Document section:

Interestingly, a strikingly similar hypoandrogenic state exists in obese people with metabolic syndrome leading to low levels of androstenedione (ASD) and testosterone.24,25 Thus, the fat tissue hormone leptin may be an important link between hypoandrogenicity and obesity. Leptin, the product of the ob gene,26 is a pleiotropic molecule which was originally described in the leptin deficient ob/ob mice. A large number of cell types which can produce this hormone (for example, white adipose tissue cells, but also endothelial cells, T lymphocytes, bone marrow cells, spleen cells, platelets etc).27 Its role for food intake (inhibitory effect) and metabolic and endocrine functions has been extensively described. However, leptin also regulates immunity, inflammation, haematopoiesis,27 and adrenal androgen secretion. Intervention studies with androgens show that correction of relative hypogonadism in men with visceral obesity and other manifestations of the metabolic syndrome decreases the abdominal fat mass and reverses glucose intolerance.28 In the obese state, the fat tissue hormone leptin was found to have a dominant role for hypoandrogenicity because leptin inhibits gonadal androgen secretion.29–31 Furthermore, a recent study in bovine adrenocortical cells demonstrated leptin induced inhibition of 17α-hydroxylase P450 mRNA expression,32 which is the key enzyme for androgen production (fig 1). The same study demonstrated leptin induced inhibition of P450c21 and P450scc mRNA expression (fig 1). In addition, the same group showed that a similar inhibitory influence of leptin exists on human adrenocortical cells (reviewed by Glasow and Bornstein33) (fig 1). Thus, leptin may be an important factor for hypoandrogenicity in obese people and also in chronic inflammatory diseases.

This study aimed at investigating serum leptin levels in relation to serum concentration of adrenal androgens in patients with chronic inflammatory diseases. To estimate a possible influential role of leptin at the P450c17 and 3β-hydroxysteroid dehydrogenase level, the interrelation of serum leptin and several molar steroid hormone ratios was investigated. We focused on patients with SLE and RA in order to demonstrate possible disease-unspecific changes.

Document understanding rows
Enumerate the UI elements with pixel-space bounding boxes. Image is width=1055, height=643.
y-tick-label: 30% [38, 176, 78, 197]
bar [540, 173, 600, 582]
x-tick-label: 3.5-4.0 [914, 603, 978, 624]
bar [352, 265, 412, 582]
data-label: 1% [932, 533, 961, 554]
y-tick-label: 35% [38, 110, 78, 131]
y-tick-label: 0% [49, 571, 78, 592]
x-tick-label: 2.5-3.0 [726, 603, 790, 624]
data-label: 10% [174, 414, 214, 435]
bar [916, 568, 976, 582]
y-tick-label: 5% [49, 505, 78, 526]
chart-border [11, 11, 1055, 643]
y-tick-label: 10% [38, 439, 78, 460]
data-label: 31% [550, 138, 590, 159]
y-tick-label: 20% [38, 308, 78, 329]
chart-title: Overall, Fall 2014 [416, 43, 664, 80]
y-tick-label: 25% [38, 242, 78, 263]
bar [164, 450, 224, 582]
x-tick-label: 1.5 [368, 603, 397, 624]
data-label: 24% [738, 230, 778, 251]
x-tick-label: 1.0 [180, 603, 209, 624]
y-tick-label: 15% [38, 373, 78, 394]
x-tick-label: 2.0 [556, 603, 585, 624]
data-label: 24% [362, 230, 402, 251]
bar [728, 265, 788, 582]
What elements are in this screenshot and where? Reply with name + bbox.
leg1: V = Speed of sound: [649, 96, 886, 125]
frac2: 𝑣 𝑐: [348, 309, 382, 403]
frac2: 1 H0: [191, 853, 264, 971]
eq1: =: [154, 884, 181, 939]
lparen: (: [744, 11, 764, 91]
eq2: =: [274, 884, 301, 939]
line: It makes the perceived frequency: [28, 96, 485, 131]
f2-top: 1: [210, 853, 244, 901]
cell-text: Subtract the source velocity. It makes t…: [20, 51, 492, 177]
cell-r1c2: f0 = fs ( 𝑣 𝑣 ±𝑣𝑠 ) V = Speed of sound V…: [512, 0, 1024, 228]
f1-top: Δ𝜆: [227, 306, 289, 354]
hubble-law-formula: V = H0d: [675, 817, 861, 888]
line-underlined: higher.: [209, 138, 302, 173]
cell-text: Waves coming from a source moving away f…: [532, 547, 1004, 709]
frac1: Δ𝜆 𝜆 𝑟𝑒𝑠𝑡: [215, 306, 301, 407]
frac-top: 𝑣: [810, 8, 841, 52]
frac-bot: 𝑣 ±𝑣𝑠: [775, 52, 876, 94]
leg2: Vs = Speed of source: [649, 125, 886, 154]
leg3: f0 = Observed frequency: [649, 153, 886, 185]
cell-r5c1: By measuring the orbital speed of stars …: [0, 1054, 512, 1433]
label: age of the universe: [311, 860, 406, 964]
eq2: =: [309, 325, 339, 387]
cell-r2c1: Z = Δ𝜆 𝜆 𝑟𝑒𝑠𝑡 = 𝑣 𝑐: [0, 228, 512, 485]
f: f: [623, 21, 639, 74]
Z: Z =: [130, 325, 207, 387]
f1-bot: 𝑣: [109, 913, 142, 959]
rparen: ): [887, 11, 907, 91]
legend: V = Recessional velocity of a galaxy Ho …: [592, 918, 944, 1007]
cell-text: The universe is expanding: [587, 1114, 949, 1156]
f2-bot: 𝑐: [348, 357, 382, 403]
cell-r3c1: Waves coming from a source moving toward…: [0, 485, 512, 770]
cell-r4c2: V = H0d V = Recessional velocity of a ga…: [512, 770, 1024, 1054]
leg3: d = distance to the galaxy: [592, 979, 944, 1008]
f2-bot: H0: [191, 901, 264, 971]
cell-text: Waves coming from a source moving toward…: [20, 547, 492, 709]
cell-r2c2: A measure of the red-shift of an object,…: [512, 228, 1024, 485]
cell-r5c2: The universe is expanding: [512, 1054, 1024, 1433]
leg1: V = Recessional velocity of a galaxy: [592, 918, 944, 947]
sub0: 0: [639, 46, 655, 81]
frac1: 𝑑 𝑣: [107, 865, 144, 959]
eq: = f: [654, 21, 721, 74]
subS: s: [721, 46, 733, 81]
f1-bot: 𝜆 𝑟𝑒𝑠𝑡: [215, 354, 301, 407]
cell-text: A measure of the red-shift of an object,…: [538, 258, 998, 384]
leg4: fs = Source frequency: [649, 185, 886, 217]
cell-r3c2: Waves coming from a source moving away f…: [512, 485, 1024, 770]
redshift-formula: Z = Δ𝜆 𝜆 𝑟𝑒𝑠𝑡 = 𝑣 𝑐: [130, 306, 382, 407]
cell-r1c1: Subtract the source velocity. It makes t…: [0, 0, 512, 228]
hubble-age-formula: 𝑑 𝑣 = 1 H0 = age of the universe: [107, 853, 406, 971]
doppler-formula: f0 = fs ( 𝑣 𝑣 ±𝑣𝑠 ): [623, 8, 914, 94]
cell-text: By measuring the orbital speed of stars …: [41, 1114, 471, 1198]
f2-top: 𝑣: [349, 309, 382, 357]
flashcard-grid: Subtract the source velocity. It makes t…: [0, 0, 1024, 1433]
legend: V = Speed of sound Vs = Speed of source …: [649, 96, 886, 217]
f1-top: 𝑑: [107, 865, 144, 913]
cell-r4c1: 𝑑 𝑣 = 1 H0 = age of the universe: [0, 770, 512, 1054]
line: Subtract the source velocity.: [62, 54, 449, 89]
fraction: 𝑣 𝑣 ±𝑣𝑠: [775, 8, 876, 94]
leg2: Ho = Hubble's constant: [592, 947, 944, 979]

Required actions:
[A] In the passage on leptin and androgens, which enzyme is called the key enzyme for androgen production?
[B] Write the next part of the passage on leptin and androgens, picking up after its last sentence.

Task-by-task answers:
[A] 17α-hydroxylase P450.

[B]
METHODS

Healthy subjects and patients

We included 30 white patients with RA fulfilling the American College of Rheumatology criteria for diagnosis.34 Disease activity was assessed by the number of swollen and tender joints and erythrocyte sedimentation rate. Furthermore, we enrolled 32 white patients with SLE according to the criteria of the American College of Rheumatology.35 In the latter patients, clinical activity was assessed by the SLE Disease Activity Index (SLEDAI). Table 1 shows the basic characteristics of both disease groups and their treatment. Clearly, patients in both disease groups presented mild to moderate disease activity. Patients of both disease groups entered the study consecutively between 2000 and 2002. Some of the patients with RA and SLE were the subject of a recent study which dealt with other aspects of these diseases (manuscript submitted).

Table 1

 Basic characteristics of healthy subjects and patients with systemic lupus erythematosus (SLE) and rheumatoid arthritis (RA). The patients should not be compared owing to a different mean age of the groups.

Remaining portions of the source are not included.